- The problem: Read the lines that follow and tally those with the word "screenshot"; give the number and nothing else.

** start of Data shown **

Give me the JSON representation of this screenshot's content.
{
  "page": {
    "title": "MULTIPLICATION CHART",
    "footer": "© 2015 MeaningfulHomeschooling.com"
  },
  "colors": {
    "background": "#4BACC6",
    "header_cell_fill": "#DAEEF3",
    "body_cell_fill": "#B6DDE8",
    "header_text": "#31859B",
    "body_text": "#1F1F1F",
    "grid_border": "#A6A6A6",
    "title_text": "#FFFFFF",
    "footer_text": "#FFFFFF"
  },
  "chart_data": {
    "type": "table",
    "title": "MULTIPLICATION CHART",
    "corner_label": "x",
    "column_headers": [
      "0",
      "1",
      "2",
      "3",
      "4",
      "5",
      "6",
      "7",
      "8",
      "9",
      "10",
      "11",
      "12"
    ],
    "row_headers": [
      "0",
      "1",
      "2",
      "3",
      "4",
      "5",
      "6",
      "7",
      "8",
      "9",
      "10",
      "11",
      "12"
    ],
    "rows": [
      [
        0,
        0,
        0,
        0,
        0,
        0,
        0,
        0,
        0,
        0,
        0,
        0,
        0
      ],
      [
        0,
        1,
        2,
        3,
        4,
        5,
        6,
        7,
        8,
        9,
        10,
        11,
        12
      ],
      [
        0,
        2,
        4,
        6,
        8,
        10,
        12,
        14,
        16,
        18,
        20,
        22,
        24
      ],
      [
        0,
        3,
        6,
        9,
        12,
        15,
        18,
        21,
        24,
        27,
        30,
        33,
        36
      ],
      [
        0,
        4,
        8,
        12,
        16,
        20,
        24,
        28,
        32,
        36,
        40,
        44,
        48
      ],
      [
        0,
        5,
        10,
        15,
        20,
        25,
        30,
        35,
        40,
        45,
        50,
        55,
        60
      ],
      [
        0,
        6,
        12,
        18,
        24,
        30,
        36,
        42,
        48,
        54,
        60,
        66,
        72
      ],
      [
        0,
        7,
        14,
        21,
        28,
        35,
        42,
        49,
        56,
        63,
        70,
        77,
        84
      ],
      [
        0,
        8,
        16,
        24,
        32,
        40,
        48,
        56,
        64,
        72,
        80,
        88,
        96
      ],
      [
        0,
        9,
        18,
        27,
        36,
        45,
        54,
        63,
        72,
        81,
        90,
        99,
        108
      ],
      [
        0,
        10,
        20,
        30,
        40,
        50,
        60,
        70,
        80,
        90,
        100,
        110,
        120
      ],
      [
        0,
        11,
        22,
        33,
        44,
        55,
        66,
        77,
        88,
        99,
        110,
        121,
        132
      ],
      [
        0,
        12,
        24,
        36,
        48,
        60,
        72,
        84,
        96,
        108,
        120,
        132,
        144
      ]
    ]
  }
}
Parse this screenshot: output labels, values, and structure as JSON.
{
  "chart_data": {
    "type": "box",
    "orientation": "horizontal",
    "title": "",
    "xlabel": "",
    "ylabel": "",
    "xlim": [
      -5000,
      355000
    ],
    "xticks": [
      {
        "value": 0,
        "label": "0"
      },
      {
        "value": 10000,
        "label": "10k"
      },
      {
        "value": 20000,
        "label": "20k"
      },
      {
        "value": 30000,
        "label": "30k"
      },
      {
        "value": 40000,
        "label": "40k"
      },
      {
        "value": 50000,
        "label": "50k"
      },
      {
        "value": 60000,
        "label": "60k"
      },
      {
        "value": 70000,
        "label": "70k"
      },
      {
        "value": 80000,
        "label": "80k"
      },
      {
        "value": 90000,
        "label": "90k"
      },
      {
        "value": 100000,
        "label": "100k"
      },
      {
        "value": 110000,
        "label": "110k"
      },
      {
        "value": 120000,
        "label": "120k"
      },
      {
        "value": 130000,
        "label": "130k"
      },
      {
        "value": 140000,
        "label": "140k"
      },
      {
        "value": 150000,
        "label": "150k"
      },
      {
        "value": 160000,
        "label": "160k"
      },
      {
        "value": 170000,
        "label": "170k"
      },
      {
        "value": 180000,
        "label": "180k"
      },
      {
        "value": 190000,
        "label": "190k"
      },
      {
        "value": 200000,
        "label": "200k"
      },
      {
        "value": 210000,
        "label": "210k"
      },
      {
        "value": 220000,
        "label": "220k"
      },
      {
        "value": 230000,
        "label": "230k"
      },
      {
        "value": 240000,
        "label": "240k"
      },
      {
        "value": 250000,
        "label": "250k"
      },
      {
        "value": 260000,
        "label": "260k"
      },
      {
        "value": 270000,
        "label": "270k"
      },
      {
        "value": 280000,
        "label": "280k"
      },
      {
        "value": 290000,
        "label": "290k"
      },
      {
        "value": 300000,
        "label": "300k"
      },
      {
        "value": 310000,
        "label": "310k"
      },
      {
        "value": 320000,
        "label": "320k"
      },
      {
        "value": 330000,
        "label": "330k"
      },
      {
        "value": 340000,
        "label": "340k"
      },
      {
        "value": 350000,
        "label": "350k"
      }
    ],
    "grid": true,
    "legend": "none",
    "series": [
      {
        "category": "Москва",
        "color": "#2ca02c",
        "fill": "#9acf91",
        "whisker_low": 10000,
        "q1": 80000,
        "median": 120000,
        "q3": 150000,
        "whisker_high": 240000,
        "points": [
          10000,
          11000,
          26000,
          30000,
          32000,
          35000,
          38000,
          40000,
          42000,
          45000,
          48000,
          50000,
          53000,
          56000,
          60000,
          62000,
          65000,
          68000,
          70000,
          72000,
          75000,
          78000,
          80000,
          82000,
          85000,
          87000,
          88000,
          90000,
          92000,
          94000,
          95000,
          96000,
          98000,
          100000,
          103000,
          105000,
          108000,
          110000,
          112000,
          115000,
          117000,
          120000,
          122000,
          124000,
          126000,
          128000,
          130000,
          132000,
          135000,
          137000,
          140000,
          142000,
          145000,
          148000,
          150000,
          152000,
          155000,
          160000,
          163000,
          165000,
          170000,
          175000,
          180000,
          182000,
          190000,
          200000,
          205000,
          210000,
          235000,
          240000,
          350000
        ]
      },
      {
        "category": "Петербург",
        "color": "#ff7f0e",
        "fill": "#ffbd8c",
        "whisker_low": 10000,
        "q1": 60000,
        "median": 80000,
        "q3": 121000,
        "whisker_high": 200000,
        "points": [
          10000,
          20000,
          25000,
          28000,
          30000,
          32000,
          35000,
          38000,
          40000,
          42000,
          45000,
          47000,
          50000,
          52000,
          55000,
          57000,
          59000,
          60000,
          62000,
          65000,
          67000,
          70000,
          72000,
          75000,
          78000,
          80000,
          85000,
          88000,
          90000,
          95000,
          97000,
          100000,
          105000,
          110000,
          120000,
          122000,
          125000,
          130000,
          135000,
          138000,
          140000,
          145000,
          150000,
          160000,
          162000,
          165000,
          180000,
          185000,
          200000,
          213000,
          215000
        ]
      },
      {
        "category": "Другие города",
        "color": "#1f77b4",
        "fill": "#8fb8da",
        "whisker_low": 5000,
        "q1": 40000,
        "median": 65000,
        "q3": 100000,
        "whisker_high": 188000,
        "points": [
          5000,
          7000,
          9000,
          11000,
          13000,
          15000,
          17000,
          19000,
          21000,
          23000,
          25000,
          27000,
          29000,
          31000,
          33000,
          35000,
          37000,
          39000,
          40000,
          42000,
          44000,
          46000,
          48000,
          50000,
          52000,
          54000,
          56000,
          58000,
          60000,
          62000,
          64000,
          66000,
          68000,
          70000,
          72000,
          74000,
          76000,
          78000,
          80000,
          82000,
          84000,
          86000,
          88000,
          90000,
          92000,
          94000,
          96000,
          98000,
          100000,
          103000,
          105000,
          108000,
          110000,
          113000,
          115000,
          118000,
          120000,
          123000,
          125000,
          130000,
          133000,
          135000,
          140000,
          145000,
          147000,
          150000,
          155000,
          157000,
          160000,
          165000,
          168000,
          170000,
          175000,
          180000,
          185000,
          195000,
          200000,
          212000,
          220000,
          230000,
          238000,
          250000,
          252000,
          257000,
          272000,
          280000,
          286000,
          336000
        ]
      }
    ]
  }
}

** end of Data shown **

- Written answer: 2